-- start Data extract --
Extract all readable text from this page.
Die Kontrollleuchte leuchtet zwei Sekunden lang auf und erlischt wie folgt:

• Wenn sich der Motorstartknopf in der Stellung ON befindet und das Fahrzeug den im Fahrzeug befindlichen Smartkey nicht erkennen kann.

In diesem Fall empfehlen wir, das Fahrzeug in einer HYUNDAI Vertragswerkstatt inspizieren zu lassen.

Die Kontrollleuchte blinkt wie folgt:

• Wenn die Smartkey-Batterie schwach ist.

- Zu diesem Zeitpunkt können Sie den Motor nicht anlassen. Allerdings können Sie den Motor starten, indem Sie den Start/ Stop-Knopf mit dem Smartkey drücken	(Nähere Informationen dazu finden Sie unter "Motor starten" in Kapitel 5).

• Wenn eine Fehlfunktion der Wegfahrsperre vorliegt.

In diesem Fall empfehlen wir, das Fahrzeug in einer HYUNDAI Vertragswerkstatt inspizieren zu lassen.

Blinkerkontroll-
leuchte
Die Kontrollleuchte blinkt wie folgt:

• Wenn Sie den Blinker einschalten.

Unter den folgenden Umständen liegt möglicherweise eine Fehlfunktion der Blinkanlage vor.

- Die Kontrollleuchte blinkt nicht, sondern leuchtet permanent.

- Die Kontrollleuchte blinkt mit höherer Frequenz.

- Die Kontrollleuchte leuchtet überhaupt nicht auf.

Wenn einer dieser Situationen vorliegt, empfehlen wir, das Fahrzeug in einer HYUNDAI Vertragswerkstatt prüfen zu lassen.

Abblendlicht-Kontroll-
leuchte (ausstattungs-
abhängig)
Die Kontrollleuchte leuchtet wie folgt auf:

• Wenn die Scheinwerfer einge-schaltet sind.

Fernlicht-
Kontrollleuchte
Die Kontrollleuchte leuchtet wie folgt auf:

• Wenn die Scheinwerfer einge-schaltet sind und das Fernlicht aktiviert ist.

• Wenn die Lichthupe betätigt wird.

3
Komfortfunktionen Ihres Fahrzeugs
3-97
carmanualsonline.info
-- end Data extract --
What the task asks: Return the listing above in full, character for character.

Final result:
Extract all readable text from this page.
Die Kontrollleuchte leuchtet zwei Sekunden lang auf und erlischt wie folgt:

• Wenn sich der Motorstartknopf in der Stellung ON befindet und das Fahrzeug den im Fahrzeug befindlichen Smartkey nicht erkennen kann.

In diesem Fall empfehlen wir, das Fahrzeug in einer HYUNDAI Vertragswerkstatt inspizieren zu lassen.

Die Kontrollleuchte blinkt wie folgt:

• Wenn die Smartkey-Batterie schwach ist.

- Zu diesem Zeitpunkt können Sie den Motor nicht anlassen. Allerdings können Sie den Motor starten, indem Sie den Start/ Stop-Knopf mit dem Smartkey drücken	(Nähere Informationen dazu finden Sie unter "Motor starten" in Kapitel 5).

• Wenn eine Fehlfunktion der Wegfahrsperre vorliegt.

In diesem Fall empfehlen wir, das Fahrzeug in einer HYUNDAI Vertragswerkstatt inspizieren zu lassen.

Blinkerkontroll-
leuchte
Die Kontrollleuchte blinkt wie folgt:

• Wenn Sie den Blinker einschalten.

Unter den folgenden Umständen liegt möglicherweise eine Fehlfunktion der Blinkanlage vor.

- Die Kontrollleuchte blinkt nicht, sondern leuchtet permanent.

- Die Kontrollleuchte blinkt mit höherer Frequenz.

- Die Kontrollleuchte leuchtet überhaupt nicht auf.

Wenn einer dieser Situationen vorliegt, empfehlen wir, das Fahrzeug in einer HYUNDAI Vertragswerkstatt prüfen zu lassen.

Abblendlicht-Kontroll-
leuchte (ausstattungs-
abhängig)
Die Kontrollleuchte leuchtet wie folgt auf:

• Wenn die Scheinwerfer einge-schaltet sind.

Fernlicht-
Kontrollleuchte
Die Kontrollleuchte leuchtet wie folgt auf:

• Wenn die Scheinwerfer einge-schaltet sind und das Fernlicht aktiviert ist.

• Wenn die Lichthupe betätigt wird.

3
Komfortfunktionen Ihres Fahrzeugs
3-97
carmanualsonline.info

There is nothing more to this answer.